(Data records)
- - - - - - -

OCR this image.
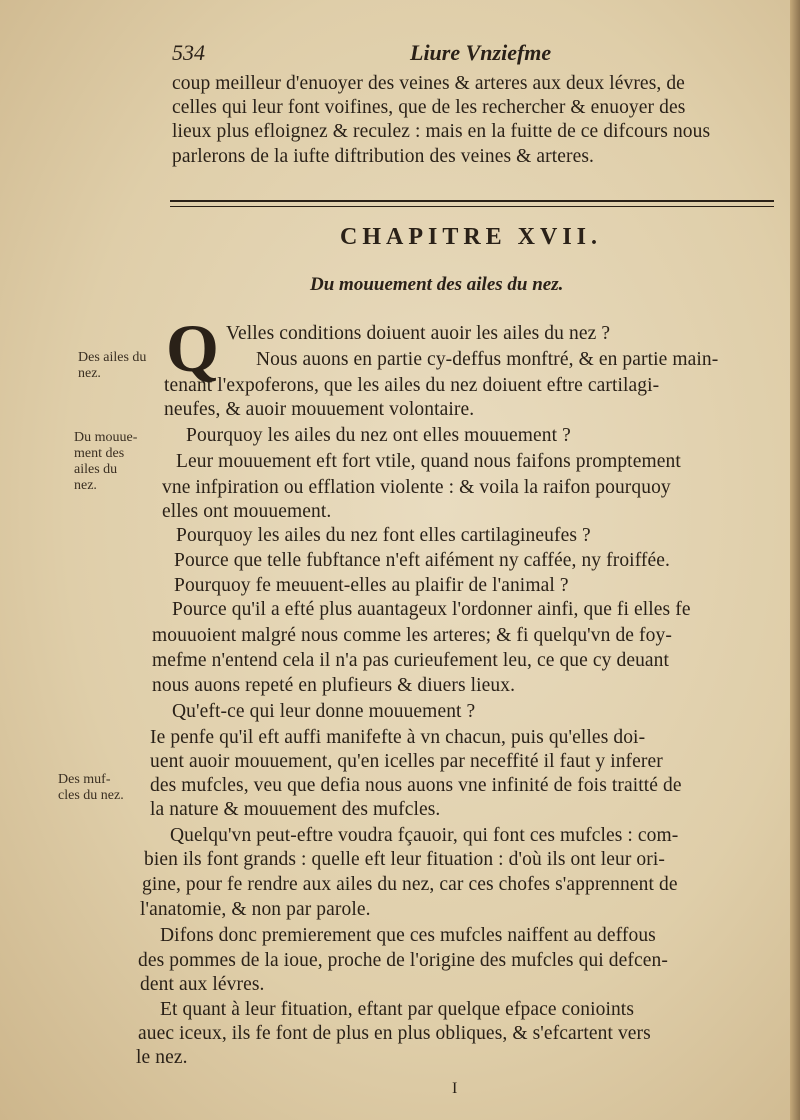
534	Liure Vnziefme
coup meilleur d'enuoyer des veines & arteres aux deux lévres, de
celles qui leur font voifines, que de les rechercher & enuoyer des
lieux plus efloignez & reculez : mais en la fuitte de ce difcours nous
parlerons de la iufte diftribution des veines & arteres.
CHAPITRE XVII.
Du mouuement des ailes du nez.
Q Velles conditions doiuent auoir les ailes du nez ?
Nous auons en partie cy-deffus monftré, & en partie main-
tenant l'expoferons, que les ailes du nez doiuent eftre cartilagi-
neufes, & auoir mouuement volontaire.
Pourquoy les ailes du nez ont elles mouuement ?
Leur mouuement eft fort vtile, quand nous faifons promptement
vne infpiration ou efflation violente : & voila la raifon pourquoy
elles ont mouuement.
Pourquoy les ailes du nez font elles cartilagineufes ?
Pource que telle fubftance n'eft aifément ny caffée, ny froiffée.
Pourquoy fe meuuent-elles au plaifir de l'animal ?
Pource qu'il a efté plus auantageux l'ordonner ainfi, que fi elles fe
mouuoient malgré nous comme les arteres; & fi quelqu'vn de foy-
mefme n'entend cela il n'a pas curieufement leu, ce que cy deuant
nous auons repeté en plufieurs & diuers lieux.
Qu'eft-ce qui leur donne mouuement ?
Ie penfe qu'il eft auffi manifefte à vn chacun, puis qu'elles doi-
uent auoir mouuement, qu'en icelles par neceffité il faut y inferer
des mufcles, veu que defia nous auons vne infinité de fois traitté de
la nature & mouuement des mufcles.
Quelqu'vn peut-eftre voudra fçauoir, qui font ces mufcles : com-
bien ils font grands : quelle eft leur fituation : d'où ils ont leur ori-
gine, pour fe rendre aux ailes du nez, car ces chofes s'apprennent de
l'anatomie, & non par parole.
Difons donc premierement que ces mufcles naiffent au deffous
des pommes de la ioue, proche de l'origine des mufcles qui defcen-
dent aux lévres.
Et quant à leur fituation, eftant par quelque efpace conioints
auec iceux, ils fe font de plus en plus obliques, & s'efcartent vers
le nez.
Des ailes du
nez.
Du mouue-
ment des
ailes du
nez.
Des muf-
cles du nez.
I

- - - - - - -

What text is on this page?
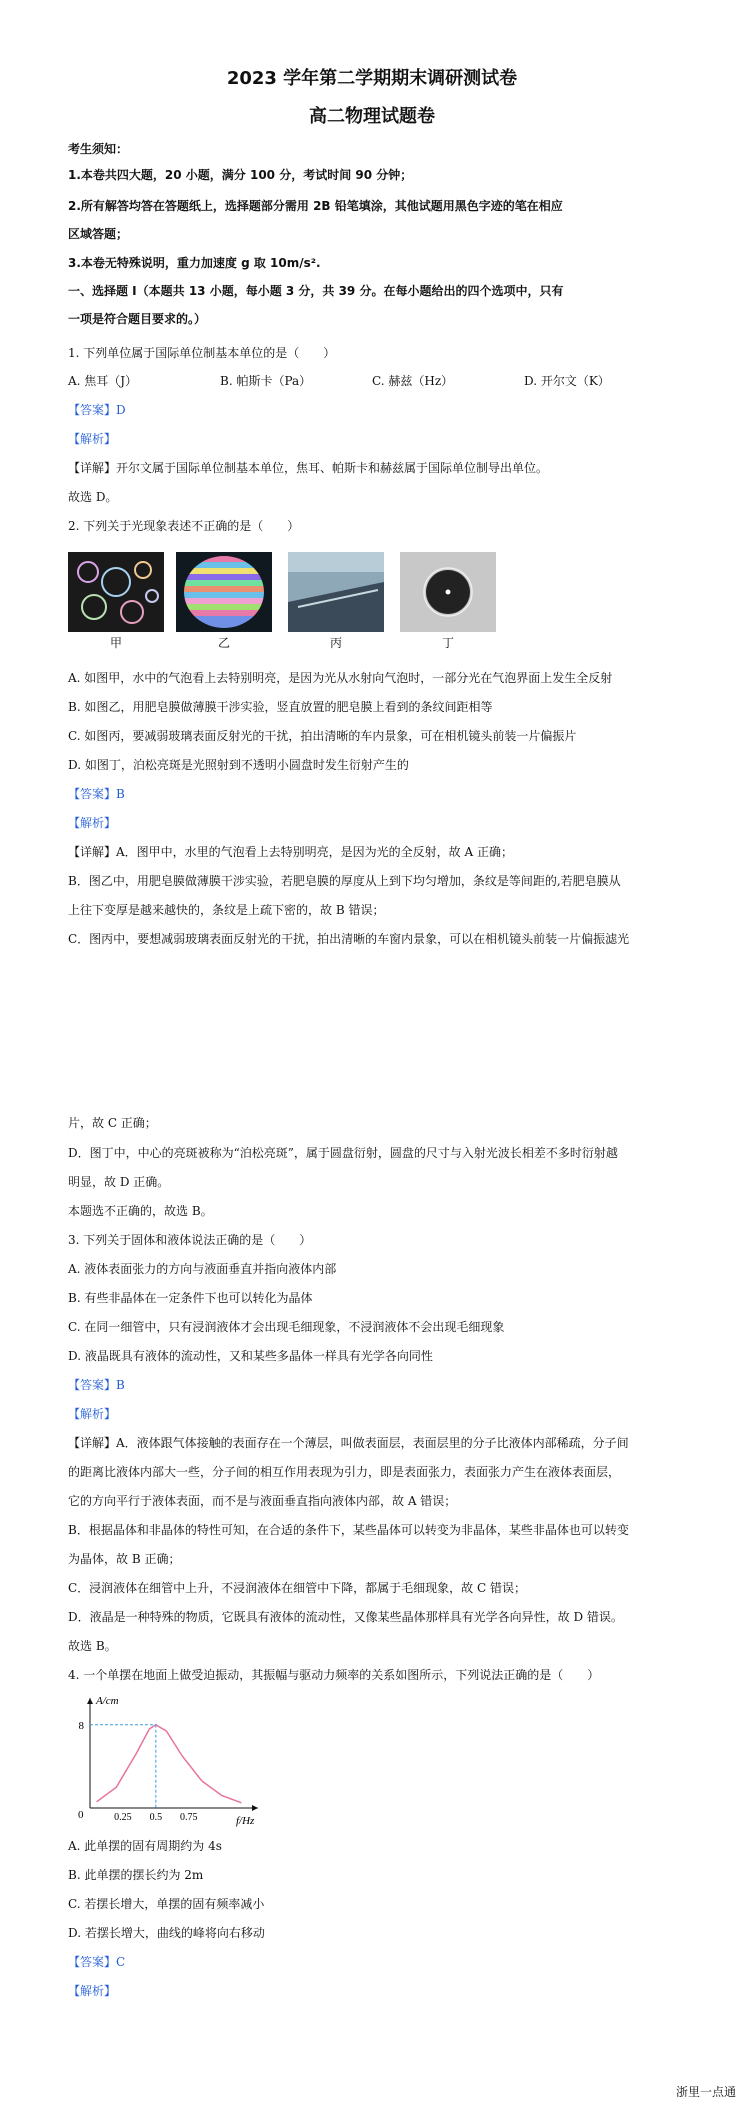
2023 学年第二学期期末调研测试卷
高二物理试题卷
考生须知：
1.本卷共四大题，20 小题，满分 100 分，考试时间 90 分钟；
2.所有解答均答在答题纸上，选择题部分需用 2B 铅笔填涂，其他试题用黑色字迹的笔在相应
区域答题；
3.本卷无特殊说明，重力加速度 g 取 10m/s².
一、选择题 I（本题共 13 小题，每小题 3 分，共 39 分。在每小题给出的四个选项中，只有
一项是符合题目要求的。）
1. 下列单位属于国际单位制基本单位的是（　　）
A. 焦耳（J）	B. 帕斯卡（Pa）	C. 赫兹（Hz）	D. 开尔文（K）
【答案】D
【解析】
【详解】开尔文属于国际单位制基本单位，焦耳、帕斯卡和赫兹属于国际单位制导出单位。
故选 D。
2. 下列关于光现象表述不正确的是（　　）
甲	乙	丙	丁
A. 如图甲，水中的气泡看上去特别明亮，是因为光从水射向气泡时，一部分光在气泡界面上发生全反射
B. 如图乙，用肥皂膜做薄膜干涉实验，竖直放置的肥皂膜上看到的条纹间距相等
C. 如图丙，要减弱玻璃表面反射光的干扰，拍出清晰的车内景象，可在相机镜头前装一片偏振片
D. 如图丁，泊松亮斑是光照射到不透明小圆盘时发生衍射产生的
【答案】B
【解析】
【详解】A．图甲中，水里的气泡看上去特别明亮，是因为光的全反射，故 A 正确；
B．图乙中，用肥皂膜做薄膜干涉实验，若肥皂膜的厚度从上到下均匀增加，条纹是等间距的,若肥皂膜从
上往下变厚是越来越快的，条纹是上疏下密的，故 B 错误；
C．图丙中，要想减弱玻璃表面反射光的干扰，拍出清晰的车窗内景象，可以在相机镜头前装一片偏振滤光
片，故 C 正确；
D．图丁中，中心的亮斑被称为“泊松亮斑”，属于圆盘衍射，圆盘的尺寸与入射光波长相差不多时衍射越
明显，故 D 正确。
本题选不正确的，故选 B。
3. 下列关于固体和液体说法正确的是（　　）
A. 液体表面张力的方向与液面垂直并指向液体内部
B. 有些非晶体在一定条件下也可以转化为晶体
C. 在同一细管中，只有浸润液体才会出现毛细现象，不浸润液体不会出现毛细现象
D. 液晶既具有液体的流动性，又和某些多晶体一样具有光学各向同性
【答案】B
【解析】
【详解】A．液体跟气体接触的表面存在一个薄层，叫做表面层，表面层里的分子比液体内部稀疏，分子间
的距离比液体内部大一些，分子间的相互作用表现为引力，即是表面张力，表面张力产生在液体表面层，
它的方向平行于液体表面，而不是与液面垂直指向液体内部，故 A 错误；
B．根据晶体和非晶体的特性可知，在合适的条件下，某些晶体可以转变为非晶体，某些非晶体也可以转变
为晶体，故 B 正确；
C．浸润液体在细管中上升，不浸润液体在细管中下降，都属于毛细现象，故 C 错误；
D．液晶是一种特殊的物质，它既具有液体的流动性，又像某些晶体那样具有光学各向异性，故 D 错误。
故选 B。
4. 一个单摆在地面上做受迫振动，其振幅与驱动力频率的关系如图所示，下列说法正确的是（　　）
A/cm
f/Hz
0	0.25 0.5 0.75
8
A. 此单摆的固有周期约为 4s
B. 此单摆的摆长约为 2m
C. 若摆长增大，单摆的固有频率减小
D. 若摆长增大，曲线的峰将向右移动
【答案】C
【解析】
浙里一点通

- - - - - - -

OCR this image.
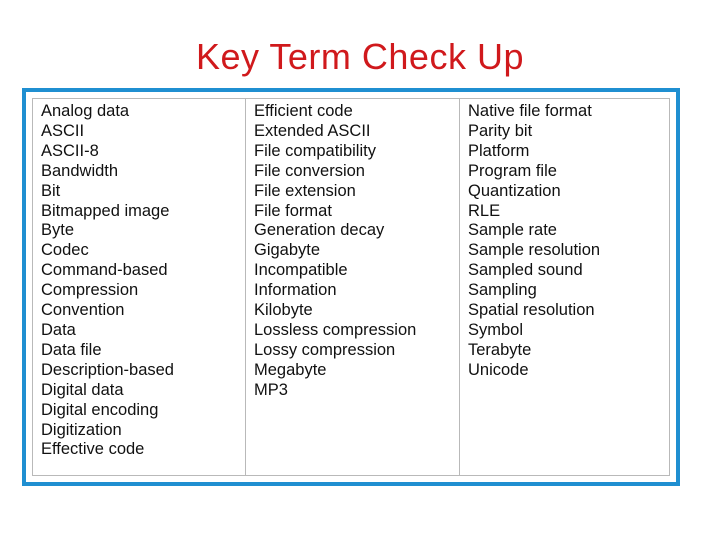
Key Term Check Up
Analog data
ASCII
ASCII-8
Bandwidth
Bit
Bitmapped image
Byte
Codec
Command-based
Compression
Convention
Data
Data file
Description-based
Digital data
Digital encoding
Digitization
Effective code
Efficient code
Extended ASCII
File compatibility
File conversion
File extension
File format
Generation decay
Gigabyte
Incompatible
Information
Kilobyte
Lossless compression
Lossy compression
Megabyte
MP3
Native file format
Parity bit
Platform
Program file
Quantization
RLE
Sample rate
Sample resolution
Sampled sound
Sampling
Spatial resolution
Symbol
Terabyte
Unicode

- - - - - - -

Requirements: Isolate the lines above that contain the word "plus" and copy them.

Result of the task:
lieux plus efloignez & reculez : mais en la fuitte de ce difcours nous
Pource qu'il a efté plus auantageux l'ordonner ainfi, que fi elles fe
auec iceux, ils fe font de plus en plus obliques, & s'efcartent vers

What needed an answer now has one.